__DESCRIPTION OF THE TASK__: Copy all entries without alteration and skip the pictures they hold.

Entries from a dataset:
----
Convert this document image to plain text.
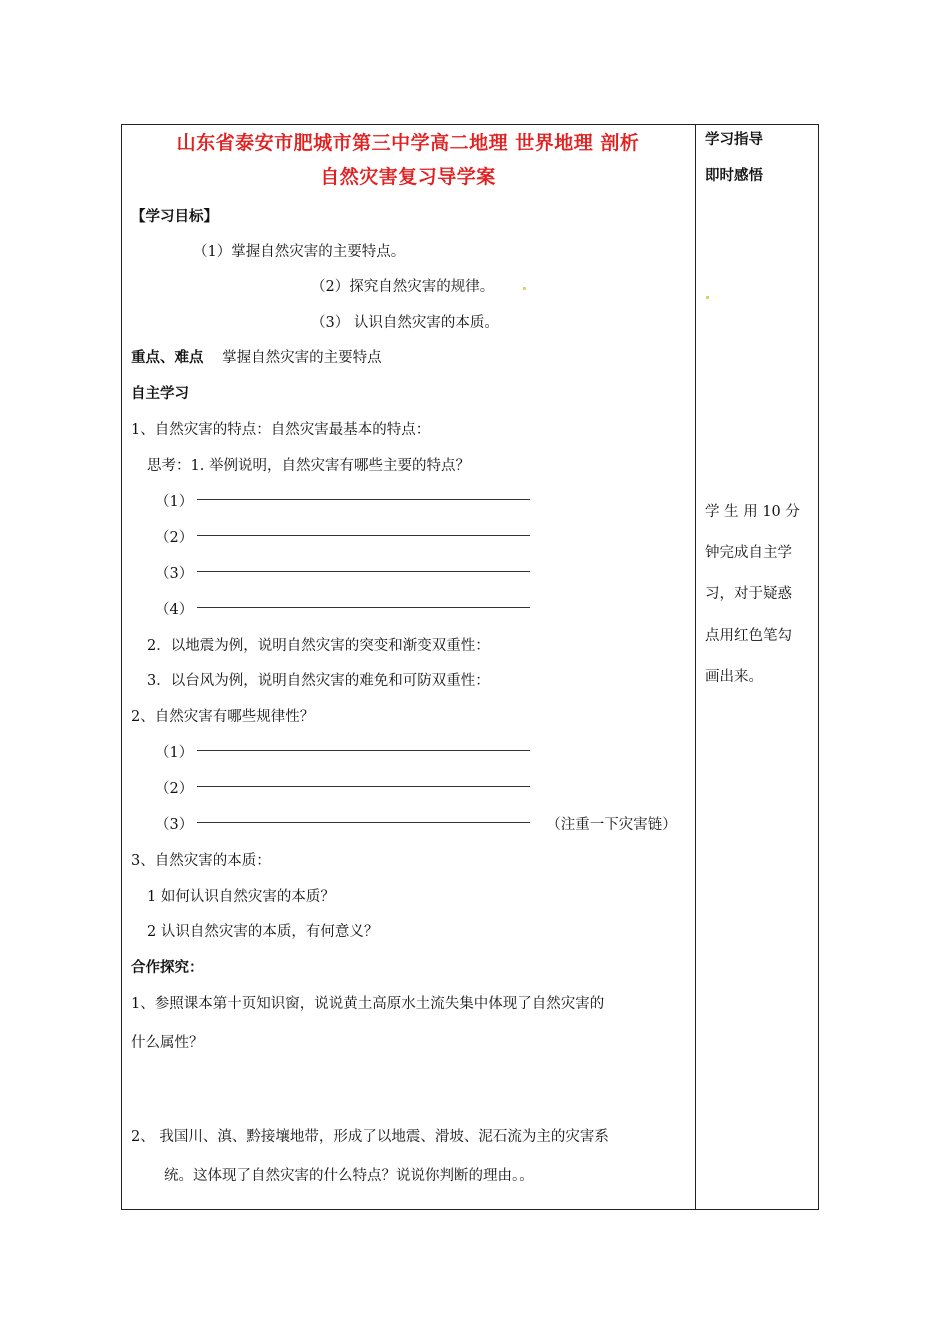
山东省泰安市肥城市第三中学高二地理 世界地理 剖析
自然灾害复习导学案
【学习目标】
（1）掌握自然灾害的主要特点。
（2）探究自然灾害的规律。
（3） 认识自然灾害的本质。
重点、难点 掌握自然灾害的主要特点
自主学习
1、自然灾害的特点：自然灾害最基本的特点：
思考：1. 举例说明，自然灾害有哪些主要的特点？
（1）
（2）
（3）
（4）
2．以地震为例，说明自然灾害的突变和渐变双重性：
3．以台风为例，说明自然灾害的难免和可防双重性：
2、自然灾害有哪些规律性？
（1）
（2）
（3）	（注重一下灾害链）
3、自然灾害的本质：
1 如何认识自然灾害的本质？
2 认识自然灾害的本质，有何意义？
合作探究：
1、参照课本第十页知识窗，说说黄土高原水土流失集中体现了自然灾害的
什么属性？
2、 我国川、滇、黔接壤地带，形成了以地震、滑坡、泥石流为主的灾害系
统。这体现了自然灾害的什么特点？说说你判断的理由。。
学习指导
即时感悟
学 生 用 10 分
钟完成自主学
习，对于疑惑
点用红色笔勾
画出来。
----
__OUTPUT FOR THIS TASK__:
Convert this document image to plain text.
山东省泰安市肥城市第三中学高二地理 世界地理 剖析
自然灾害复习导学案
【学习目标】
（1）掌握自然灾害的主要特点。
（2）探究自然灾害的规律。
（3） 认识自然灾害的本质。
重点、难点 掌握自然灾害的主要特点
自主学习
1、自然灾害的特点：自然灾害最基本的特点：
思考：1. 举例说明，自然灾害有哪些主要的特点？
（1）
（2）
（3）
（4）
2．以地震为例，说明自然灾害的突变和渐变双重性：
3．以台风为例，说明自然灾害的难免和可防双重性：
2、自然灾害有哪些规律性？
（1）
（2）
（3）	（注重一下灾害链）
3、自然灾害的本质：
1 如何认识自然灾害的本质？
2 认识自然灾害的本质，有何意义？
合作探究：
1、参照课本第十页知识窗，说说黄土高原水土流失集中体现了自然灾害的
什么属性？
2、 我国川、滇、黔接壤地带，形成了以地震、滑坡、泥石流为主的灾害系
统。这体现了自然灾害的什么特点？说说你判断的理由。。
学习指导
即时感悟
学 生 用 10 分
钟完成自主学
习，对于疑惑
点用红色笔勾
画出来。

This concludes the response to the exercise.